* start GIVEN ENTRIES *

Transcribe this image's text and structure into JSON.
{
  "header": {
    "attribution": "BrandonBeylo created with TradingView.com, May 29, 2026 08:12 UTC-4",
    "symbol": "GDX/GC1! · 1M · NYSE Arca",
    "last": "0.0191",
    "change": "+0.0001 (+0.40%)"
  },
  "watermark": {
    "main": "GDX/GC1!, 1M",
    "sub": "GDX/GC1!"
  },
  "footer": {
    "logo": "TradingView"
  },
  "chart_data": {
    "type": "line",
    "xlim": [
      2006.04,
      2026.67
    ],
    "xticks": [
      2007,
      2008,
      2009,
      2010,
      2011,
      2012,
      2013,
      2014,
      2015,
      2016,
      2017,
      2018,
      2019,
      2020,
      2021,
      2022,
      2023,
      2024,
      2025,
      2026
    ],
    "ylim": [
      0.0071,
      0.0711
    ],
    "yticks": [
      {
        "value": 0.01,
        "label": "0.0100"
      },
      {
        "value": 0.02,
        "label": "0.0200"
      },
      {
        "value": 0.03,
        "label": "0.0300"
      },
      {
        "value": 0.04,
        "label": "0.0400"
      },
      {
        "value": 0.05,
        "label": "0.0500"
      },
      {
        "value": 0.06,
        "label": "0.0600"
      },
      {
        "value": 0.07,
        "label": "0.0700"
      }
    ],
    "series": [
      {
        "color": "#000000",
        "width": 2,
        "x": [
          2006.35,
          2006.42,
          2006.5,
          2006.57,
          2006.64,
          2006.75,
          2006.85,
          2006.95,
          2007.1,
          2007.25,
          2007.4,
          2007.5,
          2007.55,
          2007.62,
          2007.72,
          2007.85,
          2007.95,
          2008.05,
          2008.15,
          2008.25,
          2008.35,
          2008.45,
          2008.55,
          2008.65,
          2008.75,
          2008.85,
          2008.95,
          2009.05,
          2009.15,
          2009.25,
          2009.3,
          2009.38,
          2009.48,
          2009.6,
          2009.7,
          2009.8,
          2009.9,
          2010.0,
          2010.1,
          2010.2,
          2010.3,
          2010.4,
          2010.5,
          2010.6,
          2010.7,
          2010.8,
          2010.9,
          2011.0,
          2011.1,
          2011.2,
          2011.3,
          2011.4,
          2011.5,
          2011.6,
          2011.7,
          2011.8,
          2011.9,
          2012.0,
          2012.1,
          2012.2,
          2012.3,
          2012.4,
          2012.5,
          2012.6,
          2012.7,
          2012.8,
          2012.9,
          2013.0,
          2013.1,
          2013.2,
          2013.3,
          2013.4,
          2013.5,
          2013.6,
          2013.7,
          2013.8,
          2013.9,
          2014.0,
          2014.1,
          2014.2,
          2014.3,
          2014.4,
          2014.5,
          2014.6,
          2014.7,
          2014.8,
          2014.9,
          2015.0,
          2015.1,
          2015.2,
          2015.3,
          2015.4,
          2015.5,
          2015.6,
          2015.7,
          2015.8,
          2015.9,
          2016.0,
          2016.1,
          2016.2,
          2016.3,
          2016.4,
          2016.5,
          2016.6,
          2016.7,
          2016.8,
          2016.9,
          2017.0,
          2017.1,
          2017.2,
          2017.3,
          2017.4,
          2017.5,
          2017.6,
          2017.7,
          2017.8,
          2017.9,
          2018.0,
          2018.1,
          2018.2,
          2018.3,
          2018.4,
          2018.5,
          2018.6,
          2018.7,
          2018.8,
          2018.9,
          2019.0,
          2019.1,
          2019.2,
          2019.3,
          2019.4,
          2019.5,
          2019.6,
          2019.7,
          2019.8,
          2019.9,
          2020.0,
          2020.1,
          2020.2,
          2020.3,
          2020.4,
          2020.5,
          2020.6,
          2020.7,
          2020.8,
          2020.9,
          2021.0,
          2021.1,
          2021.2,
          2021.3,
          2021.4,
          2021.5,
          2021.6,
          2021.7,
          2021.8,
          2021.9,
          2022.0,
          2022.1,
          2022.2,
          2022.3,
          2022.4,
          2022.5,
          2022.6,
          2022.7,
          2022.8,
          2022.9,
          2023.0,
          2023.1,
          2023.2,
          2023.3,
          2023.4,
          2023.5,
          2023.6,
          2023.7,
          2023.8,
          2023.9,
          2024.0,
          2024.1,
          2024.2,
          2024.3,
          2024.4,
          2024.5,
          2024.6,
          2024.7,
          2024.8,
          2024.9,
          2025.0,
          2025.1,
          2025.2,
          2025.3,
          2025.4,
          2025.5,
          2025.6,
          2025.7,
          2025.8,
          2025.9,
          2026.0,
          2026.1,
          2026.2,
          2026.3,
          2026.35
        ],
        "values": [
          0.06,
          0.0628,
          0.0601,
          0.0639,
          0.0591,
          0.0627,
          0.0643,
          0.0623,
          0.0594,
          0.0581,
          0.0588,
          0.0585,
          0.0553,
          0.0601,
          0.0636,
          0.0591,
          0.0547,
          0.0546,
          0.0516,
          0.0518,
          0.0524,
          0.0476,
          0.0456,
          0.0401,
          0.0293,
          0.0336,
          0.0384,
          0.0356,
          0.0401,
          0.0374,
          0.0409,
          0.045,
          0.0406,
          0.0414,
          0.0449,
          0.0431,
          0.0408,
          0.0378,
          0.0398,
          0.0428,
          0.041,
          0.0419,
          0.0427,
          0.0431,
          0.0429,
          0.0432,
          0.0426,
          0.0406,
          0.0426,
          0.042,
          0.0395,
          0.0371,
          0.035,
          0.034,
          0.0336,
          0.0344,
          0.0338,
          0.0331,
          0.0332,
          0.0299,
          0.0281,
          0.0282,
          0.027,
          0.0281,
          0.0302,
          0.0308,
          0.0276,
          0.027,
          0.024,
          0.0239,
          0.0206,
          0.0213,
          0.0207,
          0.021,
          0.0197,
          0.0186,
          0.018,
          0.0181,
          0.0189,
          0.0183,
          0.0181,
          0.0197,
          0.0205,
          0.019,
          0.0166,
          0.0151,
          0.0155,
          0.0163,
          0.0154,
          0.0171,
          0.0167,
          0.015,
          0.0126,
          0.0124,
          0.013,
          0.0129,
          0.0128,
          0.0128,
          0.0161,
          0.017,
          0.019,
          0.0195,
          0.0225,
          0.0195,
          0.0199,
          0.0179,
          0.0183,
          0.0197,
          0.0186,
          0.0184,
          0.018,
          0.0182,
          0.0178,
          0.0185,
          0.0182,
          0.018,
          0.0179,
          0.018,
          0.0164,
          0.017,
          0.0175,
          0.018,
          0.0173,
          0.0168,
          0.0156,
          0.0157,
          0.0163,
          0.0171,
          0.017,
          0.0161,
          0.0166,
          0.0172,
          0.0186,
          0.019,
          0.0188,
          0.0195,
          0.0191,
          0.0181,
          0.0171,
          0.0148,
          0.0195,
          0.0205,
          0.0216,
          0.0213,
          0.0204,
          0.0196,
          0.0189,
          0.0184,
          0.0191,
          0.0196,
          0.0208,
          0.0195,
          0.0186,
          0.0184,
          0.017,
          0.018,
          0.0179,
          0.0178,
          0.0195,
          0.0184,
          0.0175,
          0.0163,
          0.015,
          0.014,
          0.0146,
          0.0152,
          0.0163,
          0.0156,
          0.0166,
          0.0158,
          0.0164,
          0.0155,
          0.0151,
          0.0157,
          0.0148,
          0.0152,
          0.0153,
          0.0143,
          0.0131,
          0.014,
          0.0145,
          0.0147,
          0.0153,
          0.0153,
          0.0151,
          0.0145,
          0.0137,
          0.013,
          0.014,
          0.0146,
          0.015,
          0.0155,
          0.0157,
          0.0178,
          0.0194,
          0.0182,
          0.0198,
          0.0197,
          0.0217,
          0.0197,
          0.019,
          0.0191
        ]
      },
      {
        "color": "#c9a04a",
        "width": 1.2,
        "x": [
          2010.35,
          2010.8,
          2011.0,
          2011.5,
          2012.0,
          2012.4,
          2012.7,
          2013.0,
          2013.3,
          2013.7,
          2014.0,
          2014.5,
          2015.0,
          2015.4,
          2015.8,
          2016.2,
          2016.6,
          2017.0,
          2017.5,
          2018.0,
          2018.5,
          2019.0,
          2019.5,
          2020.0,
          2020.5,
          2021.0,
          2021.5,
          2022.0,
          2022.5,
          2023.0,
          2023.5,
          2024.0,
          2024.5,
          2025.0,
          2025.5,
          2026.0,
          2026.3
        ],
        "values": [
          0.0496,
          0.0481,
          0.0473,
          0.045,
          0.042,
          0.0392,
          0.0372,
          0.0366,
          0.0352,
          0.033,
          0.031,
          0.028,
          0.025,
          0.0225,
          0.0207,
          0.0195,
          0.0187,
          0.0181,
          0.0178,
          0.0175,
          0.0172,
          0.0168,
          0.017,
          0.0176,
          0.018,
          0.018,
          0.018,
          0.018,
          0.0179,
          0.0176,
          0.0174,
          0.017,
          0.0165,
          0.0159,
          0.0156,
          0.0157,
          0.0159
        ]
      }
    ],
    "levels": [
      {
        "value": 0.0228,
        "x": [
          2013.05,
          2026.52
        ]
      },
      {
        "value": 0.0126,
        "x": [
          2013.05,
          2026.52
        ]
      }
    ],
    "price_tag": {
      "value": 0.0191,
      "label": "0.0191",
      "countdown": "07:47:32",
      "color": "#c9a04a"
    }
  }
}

* end GIVEN ENTRIES *

WHAT THE TASK ASKS. Of the lines above, copy each that contains "label".

CORRECT OUTPUT.
        "label": "0.0100"
        "label": "0.0200"
        "label": "0.0300"
        "label": "0.0400"
        "label": "0.0500"
        "label": "0.0600"
        "label": "0.0700"
      "label": "0.0191",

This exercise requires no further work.